Written problem
Which lines in the records below contain the word "property"? Copy each one out.

########################################

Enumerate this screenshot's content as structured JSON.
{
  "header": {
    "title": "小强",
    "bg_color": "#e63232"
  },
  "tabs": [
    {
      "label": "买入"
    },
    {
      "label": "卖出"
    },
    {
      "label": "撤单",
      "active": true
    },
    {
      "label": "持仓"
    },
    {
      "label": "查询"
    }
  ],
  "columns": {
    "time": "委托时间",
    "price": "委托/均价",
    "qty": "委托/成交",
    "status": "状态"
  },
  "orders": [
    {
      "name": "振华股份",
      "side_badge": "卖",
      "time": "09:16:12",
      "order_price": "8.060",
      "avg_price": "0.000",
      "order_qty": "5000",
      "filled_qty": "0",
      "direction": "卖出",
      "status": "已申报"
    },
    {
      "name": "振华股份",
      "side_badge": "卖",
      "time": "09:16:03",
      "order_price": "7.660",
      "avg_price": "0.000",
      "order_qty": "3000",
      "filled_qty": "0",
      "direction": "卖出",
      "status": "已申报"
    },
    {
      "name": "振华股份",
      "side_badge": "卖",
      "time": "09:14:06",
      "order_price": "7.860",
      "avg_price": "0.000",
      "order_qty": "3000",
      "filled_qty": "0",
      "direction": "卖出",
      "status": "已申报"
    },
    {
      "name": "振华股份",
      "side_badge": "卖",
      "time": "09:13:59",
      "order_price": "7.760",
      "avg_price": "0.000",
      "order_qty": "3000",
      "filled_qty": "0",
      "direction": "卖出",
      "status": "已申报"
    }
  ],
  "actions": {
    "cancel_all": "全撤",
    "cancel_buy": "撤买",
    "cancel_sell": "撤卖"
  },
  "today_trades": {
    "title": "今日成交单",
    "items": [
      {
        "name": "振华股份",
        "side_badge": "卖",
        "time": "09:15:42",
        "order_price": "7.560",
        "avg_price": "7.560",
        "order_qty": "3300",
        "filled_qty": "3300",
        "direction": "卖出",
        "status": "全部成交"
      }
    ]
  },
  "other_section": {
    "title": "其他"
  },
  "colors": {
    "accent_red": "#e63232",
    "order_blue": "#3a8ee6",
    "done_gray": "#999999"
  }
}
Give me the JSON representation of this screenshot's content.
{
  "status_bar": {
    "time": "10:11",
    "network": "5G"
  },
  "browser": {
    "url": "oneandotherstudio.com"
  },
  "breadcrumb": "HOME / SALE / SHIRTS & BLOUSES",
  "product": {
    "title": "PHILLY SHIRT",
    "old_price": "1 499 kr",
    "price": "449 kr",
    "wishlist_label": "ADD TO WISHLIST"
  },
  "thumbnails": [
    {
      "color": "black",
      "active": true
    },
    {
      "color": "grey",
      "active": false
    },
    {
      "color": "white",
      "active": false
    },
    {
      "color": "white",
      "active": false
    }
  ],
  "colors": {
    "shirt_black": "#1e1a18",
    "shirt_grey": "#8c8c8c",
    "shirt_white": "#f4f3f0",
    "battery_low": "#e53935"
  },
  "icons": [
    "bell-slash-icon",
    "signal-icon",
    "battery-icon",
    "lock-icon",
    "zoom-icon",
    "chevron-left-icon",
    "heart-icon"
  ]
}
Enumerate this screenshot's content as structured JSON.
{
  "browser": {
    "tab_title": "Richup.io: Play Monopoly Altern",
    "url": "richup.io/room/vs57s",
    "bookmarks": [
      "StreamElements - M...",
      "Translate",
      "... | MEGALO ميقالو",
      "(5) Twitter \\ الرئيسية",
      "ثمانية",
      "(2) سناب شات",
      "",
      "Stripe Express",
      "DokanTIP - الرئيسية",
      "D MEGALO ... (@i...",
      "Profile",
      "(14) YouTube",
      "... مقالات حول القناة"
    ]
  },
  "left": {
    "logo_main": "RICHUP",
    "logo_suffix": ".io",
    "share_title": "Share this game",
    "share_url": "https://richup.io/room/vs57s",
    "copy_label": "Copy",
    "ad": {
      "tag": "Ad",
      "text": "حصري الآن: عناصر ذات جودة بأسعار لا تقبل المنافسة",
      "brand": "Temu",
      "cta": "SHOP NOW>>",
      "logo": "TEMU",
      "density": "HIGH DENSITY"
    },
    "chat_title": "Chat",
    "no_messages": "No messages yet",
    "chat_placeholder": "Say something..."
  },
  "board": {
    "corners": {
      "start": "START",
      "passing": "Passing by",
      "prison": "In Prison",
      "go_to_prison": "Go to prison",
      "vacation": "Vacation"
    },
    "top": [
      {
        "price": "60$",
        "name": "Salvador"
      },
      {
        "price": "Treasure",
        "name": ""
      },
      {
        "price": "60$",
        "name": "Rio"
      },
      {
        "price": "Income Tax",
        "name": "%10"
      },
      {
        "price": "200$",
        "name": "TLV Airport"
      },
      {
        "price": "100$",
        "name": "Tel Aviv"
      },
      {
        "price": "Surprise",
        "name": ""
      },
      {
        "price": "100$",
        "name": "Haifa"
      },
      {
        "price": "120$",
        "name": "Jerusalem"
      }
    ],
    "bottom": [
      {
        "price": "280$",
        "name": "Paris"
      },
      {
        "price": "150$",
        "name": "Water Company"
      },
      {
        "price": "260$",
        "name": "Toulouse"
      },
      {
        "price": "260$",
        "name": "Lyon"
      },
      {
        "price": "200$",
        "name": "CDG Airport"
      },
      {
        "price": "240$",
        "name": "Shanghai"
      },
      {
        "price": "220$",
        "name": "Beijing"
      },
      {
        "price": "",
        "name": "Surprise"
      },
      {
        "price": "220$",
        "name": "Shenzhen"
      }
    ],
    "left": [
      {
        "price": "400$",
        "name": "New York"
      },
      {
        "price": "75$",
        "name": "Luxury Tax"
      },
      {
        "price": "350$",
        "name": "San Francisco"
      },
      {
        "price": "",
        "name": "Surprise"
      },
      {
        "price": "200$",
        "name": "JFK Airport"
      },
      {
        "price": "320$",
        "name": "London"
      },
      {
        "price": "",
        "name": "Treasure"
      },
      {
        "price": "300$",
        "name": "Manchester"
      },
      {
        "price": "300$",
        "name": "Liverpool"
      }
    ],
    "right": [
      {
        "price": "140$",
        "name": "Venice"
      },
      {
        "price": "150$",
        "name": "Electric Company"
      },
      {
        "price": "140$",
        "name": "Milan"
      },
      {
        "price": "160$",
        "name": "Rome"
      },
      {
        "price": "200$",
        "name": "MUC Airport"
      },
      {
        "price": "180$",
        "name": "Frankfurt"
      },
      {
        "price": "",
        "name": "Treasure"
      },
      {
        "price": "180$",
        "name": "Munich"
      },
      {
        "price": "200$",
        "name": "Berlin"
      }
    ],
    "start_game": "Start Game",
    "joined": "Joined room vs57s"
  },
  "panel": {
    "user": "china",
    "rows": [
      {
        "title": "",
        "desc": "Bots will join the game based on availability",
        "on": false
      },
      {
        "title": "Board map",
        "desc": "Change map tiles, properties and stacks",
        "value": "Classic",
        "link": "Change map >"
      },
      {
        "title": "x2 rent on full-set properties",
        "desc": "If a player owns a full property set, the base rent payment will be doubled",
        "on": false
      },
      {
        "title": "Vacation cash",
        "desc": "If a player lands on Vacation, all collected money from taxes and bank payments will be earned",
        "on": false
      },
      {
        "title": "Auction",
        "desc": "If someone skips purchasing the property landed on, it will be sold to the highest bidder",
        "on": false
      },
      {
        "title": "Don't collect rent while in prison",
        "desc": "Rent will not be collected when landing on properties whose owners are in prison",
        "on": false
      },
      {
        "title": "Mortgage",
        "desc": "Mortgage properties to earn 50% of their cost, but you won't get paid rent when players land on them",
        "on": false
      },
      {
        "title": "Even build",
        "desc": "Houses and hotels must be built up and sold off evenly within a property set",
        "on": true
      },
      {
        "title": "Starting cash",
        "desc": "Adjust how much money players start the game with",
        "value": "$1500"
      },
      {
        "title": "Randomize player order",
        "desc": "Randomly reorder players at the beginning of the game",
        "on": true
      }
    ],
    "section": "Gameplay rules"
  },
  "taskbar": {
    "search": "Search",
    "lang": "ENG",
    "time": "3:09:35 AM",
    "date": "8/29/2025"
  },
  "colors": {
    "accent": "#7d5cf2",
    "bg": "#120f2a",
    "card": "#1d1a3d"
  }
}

########################################

Complete output
        "desc": "If a player owns a full property set, the base rent payment will be doubled",
        "desc": "If someone skips purchasing the property landed on, it will be sold to the highest bidder",
        "desc": "Houses and hotels must be built up and sold off evenly within a property set",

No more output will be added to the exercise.